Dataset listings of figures
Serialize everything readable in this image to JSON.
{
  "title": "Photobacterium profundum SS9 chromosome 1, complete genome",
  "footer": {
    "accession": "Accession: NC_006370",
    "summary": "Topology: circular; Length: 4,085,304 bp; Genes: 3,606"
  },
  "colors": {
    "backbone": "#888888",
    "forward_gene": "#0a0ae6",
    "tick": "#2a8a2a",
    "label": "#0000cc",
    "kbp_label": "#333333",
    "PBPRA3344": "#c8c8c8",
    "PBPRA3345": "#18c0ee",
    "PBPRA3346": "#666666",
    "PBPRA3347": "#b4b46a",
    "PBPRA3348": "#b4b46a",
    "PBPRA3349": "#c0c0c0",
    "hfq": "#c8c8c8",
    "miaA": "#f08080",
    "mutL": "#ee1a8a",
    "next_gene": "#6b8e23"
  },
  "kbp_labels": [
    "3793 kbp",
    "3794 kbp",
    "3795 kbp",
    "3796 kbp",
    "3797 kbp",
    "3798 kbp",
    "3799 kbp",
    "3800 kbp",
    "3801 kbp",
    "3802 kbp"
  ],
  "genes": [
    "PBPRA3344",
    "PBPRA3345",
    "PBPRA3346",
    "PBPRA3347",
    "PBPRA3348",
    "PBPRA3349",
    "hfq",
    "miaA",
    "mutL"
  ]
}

...

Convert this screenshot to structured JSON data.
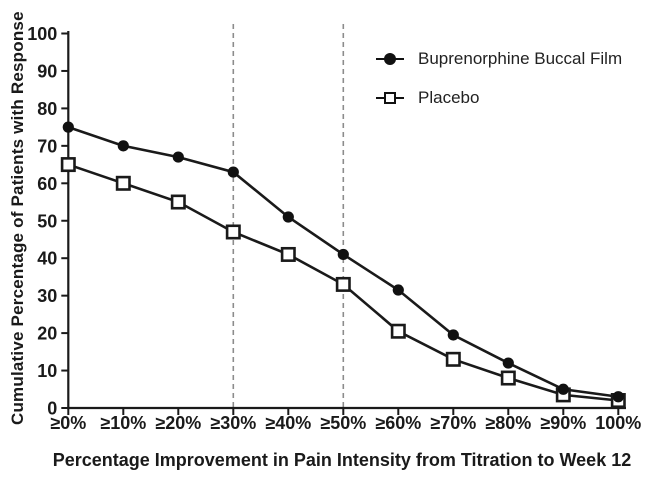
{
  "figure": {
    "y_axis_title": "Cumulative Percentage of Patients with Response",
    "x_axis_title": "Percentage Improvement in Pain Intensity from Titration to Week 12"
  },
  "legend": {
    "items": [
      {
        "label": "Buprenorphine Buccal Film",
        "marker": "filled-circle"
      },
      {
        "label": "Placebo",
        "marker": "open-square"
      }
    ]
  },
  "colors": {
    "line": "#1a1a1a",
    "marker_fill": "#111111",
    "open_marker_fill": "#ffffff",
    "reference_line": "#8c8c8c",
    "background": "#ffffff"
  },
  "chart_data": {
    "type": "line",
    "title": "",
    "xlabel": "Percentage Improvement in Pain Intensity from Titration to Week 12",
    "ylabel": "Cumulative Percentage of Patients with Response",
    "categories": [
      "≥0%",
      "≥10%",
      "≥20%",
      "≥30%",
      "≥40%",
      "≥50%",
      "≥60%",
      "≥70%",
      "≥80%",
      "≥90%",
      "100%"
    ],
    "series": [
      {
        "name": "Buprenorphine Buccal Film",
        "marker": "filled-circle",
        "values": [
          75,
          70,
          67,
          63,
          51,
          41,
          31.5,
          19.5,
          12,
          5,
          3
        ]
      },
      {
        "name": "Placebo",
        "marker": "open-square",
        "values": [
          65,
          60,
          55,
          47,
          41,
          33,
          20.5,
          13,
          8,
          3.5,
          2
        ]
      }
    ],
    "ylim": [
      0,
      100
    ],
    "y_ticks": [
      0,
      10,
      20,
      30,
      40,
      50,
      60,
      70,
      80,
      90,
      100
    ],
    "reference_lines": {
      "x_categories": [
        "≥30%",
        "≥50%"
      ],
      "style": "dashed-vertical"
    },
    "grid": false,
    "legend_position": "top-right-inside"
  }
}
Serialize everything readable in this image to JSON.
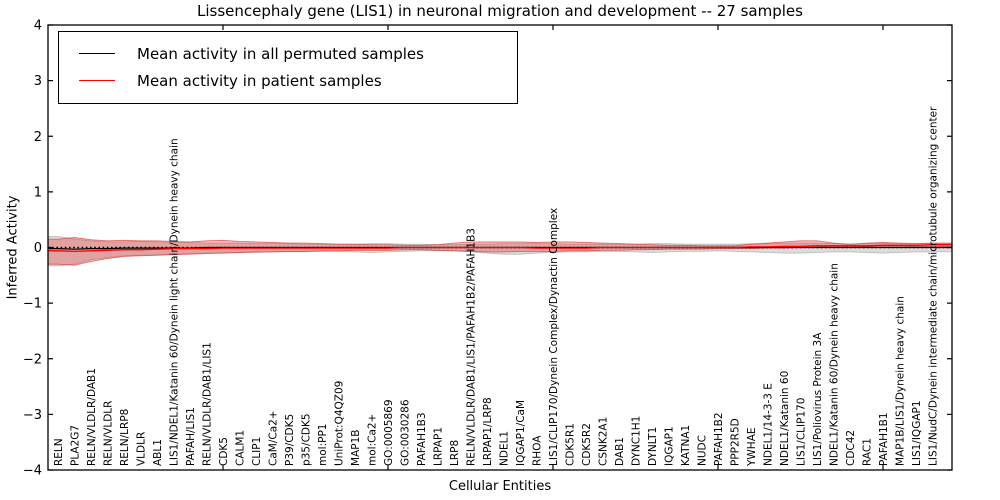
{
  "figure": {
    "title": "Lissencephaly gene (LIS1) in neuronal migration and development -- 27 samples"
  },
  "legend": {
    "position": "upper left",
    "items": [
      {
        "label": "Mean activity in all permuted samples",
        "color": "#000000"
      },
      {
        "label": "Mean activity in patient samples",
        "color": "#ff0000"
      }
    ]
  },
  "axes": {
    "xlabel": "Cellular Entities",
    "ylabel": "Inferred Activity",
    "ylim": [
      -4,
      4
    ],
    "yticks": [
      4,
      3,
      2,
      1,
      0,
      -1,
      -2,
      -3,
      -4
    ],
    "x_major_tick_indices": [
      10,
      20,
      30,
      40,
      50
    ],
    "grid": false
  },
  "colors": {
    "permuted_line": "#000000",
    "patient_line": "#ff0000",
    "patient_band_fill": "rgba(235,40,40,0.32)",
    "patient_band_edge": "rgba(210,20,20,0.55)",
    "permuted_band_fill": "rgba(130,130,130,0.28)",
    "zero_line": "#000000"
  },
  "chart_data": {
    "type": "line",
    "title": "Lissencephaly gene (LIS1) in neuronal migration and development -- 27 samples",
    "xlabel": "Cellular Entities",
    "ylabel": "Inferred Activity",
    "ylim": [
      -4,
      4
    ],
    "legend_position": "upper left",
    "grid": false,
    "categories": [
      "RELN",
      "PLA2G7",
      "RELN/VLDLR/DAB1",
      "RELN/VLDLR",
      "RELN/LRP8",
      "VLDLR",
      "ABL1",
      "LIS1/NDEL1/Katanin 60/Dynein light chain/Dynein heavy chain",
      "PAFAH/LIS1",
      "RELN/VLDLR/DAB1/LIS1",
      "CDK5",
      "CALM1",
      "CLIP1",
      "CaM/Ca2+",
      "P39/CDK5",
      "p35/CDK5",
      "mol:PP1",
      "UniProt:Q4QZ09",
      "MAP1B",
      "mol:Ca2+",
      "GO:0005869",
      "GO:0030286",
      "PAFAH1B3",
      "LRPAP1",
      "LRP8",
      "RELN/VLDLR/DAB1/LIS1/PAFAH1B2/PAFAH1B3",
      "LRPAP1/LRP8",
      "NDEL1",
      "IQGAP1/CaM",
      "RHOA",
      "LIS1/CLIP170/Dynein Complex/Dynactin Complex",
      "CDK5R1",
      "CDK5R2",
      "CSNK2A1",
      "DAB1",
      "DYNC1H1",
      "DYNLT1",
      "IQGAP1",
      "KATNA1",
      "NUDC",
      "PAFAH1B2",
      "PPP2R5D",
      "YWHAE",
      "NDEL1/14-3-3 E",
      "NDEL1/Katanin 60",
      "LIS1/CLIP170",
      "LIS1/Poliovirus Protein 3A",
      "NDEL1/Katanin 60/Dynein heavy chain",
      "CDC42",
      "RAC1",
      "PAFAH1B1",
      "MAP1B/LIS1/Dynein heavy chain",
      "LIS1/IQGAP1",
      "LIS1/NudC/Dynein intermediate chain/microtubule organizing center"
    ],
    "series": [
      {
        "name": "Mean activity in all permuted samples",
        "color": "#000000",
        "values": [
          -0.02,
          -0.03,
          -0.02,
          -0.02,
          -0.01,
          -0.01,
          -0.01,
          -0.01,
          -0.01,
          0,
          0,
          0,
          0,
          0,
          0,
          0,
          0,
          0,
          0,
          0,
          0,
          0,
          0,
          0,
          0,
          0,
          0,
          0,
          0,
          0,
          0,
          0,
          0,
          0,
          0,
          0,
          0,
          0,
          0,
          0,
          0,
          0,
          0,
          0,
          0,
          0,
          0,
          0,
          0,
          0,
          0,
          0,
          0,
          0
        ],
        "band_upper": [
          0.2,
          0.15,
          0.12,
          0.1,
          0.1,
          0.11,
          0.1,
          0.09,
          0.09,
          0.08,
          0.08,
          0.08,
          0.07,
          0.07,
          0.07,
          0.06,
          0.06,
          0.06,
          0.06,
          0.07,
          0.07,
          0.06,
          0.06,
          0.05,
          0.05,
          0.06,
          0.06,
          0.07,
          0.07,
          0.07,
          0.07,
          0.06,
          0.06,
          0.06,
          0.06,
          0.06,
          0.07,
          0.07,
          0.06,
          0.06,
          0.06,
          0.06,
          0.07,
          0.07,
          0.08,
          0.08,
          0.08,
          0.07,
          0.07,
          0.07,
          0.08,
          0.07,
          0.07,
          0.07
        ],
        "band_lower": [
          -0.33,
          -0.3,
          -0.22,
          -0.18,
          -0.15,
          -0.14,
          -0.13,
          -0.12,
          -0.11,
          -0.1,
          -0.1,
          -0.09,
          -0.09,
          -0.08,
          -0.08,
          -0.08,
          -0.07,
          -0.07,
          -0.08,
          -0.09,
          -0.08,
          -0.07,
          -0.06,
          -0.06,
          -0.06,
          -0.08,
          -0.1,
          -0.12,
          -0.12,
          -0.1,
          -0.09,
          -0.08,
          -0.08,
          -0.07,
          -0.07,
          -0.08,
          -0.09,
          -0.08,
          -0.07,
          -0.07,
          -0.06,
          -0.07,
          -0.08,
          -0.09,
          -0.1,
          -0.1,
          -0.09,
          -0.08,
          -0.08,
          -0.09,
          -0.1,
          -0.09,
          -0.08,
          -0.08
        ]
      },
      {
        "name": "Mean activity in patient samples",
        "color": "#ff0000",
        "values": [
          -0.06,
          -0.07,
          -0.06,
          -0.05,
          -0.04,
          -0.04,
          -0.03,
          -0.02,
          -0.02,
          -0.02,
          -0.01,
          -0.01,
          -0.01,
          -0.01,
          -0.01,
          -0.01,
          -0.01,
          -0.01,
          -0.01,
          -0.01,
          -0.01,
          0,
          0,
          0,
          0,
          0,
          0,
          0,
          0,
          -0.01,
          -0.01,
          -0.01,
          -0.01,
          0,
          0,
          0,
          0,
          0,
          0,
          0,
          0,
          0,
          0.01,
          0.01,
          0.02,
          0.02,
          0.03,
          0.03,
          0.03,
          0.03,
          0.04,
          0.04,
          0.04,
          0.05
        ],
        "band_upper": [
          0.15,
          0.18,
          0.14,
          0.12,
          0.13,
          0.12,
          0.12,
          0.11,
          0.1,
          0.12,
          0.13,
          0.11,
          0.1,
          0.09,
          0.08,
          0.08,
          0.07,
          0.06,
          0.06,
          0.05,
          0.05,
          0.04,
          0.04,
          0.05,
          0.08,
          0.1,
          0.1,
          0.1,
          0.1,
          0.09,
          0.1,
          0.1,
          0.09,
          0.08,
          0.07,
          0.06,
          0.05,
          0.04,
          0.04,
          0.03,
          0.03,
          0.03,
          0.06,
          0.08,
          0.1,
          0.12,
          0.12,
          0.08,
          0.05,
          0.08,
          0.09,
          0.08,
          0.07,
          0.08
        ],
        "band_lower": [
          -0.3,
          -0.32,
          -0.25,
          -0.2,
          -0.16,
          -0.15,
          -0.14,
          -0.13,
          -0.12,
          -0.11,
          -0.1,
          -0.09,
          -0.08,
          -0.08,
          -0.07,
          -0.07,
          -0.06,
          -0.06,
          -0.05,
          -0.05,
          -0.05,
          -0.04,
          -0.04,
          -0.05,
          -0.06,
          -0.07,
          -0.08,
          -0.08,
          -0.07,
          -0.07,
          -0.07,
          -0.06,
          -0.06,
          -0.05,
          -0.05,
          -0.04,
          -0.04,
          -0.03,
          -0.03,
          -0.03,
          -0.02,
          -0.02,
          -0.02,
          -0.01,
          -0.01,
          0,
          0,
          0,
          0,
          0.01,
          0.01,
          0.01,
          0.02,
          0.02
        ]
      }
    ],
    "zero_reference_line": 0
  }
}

◆ **Task instructions**: Pull out all lines from the entries above that include the word "Week".

◆ **Solved problem**:
    "x_axis_title": "Percentage Improvement in Pain Intensity from Titration to Week 12"
    "xlabel": "Percentage Improvement in Pain Intensity from Titration to Week 12",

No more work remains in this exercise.